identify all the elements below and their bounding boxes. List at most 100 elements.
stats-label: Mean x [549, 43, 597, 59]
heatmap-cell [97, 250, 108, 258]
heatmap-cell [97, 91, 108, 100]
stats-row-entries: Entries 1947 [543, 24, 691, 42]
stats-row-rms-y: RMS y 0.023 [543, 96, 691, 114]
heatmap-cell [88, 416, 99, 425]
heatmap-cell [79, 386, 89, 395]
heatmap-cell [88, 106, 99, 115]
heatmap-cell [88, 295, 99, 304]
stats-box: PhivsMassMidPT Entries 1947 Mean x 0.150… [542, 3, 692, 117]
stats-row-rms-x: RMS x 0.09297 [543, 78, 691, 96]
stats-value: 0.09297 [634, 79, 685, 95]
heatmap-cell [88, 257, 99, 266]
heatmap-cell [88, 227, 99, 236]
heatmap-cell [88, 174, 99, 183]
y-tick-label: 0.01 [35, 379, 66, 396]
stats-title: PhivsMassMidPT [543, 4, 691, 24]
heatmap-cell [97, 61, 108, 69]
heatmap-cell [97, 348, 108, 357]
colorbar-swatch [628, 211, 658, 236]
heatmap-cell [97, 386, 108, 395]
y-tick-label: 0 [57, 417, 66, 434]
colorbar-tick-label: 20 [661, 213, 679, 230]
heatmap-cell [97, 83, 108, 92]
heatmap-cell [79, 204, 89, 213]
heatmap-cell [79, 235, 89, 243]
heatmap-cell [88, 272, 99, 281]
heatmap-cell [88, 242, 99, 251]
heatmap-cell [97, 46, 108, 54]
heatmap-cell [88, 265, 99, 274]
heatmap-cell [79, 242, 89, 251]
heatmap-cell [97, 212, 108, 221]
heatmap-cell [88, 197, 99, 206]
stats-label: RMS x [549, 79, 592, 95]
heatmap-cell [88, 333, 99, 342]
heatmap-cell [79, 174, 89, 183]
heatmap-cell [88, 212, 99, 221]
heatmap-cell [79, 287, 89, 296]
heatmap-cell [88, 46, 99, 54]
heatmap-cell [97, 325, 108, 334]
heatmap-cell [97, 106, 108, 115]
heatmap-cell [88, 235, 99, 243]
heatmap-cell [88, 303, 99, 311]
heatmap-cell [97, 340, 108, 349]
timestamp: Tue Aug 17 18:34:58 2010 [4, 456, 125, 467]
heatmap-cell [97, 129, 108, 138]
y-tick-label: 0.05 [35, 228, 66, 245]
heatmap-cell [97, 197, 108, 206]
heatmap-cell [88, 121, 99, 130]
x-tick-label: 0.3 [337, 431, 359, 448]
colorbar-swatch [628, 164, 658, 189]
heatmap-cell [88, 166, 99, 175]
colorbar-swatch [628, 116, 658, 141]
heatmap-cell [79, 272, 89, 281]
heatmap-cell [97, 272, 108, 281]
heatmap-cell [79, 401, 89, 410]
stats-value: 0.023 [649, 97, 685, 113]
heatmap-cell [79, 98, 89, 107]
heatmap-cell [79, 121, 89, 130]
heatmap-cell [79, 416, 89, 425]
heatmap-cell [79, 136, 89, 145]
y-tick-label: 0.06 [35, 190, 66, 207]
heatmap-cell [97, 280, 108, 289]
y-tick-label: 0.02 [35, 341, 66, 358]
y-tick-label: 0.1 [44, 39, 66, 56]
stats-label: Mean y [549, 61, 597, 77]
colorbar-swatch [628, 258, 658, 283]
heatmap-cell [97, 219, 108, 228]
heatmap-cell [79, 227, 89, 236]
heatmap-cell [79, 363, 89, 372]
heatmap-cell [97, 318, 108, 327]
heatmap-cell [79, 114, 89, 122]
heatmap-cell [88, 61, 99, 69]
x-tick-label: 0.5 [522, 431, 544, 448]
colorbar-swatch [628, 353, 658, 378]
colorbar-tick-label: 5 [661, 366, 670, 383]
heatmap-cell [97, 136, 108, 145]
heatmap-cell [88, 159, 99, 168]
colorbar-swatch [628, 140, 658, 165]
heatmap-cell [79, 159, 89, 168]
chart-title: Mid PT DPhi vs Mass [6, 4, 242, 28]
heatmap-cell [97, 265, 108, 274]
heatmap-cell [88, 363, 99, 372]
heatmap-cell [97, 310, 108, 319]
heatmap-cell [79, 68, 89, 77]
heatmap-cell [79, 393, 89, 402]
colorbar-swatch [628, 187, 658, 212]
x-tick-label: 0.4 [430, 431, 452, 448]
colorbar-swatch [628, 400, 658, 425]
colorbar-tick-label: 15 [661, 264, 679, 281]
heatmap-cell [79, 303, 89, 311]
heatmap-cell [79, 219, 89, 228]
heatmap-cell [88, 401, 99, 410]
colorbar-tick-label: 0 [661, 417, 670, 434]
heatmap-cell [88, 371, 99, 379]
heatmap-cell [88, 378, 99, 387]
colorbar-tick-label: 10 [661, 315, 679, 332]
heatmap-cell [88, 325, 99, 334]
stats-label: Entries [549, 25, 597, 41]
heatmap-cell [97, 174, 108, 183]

--------------------------------

Goal
Swap "bounding boxes" for "outline boxes" in everything from the start of the listing down through the line containing "heatmap-cell [88, 106, 99, 115]", both ends included, and return only those lines with nothing else altered.

Answer for the task
identify all the elements below and their outline boxes. List at most 100 elements.
stats-label: Mean x [549, 43, 597, 59]
heatmap-cell [97, 250, 108, 258]
heatmap-cell [97, 91, 108, 100]
stats-row-entries: Entries 1947 [543, 24, 691, 42]
stats-row-rms-y: RMS y 0.023 [543, 96, 691, 114]
heatmap-cell [88, 416, 99, 425]
heatmap-cell [79, 386, 89, 395]
heatmap-cell [88, 106, 99, 115]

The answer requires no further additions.